# Task to complete:
Give the number of lines in this listing that contain "these", with no other words.

# Data:
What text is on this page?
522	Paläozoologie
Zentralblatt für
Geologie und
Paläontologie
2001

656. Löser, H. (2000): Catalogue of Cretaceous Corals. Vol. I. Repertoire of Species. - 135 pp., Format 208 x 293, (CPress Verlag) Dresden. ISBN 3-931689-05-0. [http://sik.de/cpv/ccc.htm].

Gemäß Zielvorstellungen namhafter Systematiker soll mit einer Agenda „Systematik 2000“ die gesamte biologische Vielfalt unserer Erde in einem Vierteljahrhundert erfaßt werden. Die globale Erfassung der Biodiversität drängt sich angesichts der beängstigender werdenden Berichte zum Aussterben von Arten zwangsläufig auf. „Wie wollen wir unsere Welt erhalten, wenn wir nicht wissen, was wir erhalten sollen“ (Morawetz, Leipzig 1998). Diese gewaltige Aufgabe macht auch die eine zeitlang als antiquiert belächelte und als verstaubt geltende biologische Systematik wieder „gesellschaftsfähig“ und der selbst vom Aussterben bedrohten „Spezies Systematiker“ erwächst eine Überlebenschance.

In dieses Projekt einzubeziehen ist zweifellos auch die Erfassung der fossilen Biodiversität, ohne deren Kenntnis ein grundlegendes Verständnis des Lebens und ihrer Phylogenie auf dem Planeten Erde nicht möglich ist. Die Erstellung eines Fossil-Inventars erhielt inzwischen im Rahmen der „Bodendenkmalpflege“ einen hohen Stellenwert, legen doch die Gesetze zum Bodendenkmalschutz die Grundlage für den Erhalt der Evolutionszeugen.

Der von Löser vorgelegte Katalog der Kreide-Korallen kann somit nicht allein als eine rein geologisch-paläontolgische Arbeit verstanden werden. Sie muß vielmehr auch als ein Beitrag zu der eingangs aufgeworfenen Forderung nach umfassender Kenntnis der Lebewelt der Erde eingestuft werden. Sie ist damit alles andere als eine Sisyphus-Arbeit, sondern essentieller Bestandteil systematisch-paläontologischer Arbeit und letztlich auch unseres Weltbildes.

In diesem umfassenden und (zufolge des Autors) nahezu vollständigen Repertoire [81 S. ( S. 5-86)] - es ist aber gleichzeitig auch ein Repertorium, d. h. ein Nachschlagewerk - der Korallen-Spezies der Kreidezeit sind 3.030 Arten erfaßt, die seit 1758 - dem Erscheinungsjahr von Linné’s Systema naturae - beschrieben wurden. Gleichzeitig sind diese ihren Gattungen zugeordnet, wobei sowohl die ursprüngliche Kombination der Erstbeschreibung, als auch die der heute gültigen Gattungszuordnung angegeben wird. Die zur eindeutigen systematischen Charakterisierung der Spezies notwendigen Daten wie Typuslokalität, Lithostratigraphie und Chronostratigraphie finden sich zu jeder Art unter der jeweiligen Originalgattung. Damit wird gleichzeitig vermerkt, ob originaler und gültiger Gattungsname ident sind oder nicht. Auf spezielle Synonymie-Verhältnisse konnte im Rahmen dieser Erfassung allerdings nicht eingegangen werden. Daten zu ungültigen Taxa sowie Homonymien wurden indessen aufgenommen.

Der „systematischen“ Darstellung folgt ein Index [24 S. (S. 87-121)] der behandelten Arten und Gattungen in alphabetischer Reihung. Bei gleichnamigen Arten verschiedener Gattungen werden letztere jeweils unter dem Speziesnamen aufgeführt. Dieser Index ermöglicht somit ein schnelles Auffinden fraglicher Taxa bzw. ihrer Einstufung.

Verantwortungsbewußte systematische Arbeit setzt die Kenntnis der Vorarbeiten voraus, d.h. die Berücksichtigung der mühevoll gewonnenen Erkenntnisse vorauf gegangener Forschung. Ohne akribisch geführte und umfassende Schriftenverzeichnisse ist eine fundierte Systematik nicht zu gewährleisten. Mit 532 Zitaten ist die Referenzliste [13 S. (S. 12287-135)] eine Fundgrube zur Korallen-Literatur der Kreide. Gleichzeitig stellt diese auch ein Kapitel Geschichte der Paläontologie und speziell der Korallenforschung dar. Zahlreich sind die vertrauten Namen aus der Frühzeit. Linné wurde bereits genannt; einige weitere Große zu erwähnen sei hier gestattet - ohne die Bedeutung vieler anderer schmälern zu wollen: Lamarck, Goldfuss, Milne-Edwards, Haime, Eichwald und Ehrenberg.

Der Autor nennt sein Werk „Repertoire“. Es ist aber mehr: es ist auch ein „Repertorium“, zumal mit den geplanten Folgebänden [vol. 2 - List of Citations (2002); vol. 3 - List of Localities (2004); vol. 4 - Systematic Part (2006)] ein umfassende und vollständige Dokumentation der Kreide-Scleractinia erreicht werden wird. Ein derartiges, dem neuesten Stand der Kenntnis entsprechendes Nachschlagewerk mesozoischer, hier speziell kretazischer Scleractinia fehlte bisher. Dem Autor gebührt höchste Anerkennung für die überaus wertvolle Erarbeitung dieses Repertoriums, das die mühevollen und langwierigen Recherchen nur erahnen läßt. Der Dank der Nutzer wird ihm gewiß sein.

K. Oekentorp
---
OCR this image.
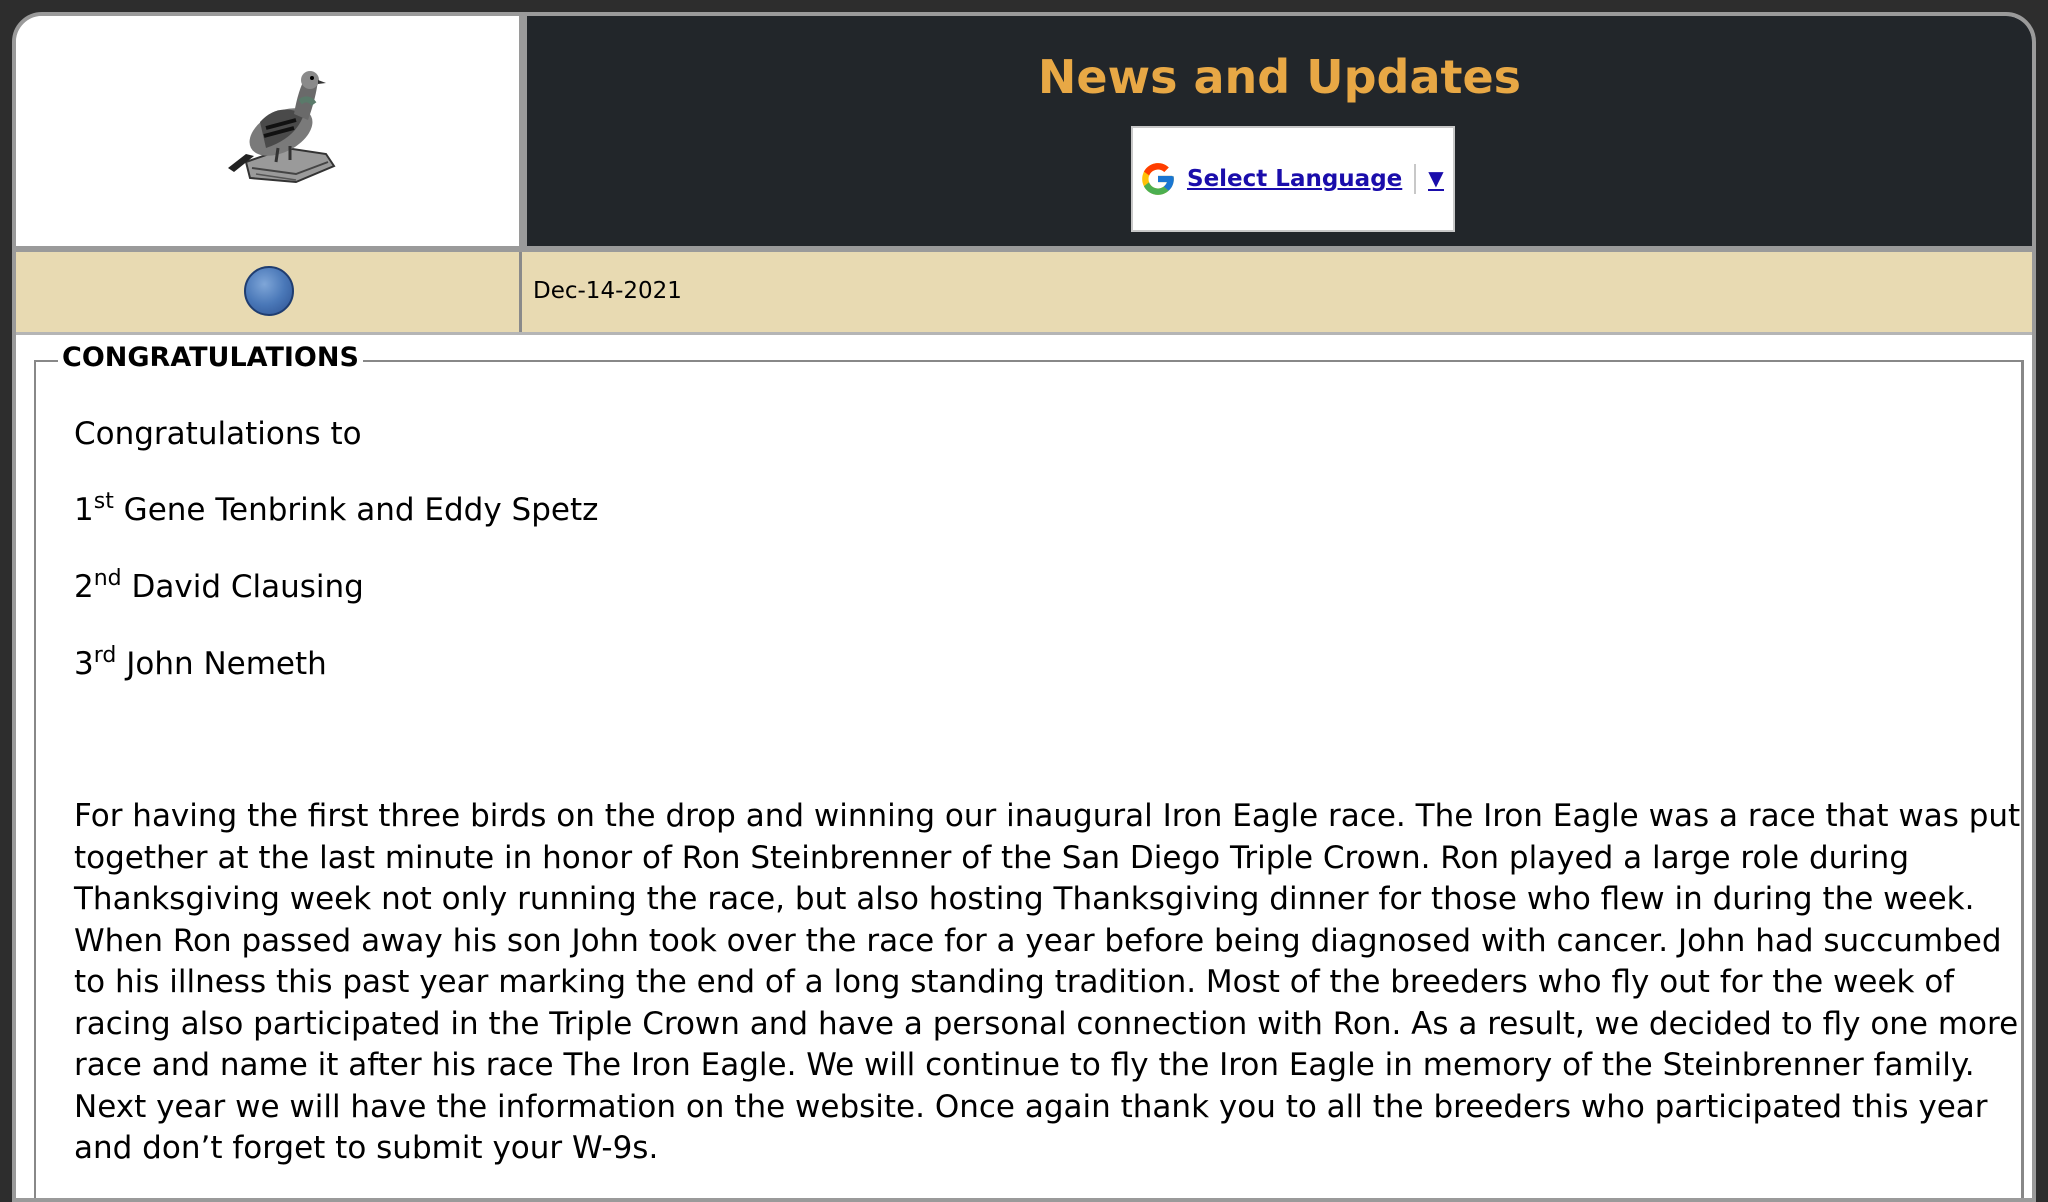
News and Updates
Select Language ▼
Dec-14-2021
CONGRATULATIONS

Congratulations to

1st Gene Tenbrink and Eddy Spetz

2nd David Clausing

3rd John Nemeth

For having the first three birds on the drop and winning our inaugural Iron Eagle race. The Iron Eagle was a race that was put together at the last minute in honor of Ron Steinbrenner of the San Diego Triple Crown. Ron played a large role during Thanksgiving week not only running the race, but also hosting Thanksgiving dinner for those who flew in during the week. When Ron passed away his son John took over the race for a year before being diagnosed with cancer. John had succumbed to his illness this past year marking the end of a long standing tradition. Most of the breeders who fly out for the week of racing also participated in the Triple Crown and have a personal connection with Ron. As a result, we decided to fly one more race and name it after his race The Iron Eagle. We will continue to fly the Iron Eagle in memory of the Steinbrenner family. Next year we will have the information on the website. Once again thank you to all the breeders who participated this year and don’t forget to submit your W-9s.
...
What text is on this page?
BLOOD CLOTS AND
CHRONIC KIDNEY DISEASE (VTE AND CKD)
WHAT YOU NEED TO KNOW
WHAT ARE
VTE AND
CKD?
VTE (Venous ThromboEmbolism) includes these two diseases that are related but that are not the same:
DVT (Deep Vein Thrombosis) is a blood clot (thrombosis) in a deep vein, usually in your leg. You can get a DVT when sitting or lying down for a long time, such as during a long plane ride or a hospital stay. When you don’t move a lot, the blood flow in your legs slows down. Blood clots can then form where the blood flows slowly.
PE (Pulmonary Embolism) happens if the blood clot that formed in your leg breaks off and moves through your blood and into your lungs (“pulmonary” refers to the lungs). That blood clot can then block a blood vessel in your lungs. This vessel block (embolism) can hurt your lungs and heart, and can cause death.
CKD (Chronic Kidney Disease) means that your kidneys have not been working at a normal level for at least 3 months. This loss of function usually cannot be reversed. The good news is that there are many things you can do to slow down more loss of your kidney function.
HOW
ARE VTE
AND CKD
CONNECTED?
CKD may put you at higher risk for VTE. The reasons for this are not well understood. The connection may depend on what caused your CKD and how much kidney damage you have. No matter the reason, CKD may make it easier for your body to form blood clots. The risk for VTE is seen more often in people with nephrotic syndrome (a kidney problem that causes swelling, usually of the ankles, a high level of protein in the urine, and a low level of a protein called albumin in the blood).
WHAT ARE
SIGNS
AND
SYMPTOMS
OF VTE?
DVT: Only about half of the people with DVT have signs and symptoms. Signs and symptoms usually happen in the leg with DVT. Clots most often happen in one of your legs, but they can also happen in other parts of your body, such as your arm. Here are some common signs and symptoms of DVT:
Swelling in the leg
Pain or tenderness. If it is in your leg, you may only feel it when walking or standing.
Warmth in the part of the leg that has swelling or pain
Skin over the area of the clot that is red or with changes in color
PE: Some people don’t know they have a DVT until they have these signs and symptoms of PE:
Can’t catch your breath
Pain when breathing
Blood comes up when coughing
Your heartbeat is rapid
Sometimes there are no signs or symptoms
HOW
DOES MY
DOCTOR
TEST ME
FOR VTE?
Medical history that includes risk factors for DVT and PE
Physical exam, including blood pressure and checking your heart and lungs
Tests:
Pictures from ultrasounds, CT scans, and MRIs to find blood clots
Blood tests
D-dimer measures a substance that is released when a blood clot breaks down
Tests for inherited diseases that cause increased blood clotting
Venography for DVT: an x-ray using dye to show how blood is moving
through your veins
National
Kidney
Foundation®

# Result below:
2